┌──
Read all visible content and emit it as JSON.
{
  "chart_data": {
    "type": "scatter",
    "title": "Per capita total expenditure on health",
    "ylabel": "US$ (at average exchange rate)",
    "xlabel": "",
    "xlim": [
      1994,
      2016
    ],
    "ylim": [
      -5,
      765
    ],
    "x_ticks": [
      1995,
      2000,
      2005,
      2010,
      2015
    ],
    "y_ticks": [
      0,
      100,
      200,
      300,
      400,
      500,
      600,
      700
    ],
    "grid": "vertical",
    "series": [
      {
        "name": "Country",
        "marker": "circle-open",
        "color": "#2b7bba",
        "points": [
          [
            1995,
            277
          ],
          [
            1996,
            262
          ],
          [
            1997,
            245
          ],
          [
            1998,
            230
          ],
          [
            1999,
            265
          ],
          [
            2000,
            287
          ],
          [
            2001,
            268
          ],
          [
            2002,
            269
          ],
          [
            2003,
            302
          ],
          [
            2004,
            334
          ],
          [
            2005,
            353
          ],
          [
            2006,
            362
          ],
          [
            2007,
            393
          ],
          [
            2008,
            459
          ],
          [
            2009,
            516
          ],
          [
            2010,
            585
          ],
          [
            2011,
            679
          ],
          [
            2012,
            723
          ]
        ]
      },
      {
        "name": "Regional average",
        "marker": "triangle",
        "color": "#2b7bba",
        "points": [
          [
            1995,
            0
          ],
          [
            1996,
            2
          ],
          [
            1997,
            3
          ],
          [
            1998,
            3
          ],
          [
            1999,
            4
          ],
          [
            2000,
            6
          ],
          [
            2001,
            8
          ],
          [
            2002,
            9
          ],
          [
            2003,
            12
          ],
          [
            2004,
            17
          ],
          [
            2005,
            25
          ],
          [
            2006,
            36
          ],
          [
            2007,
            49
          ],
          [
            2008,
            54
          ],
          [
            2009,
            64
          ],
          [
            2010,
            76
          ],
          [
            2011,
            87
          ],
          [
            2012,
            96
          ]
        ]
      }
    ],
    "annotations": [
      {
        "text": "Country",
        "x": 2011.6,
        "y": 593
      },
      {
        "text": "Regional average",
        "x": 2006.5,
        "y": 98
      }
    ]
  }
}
└──
» **Requirements**:
Pick out every line above that contains the word "Regional" and copy it.

» **Response**:
        "name": "Regional average",
        "text": "Regional average",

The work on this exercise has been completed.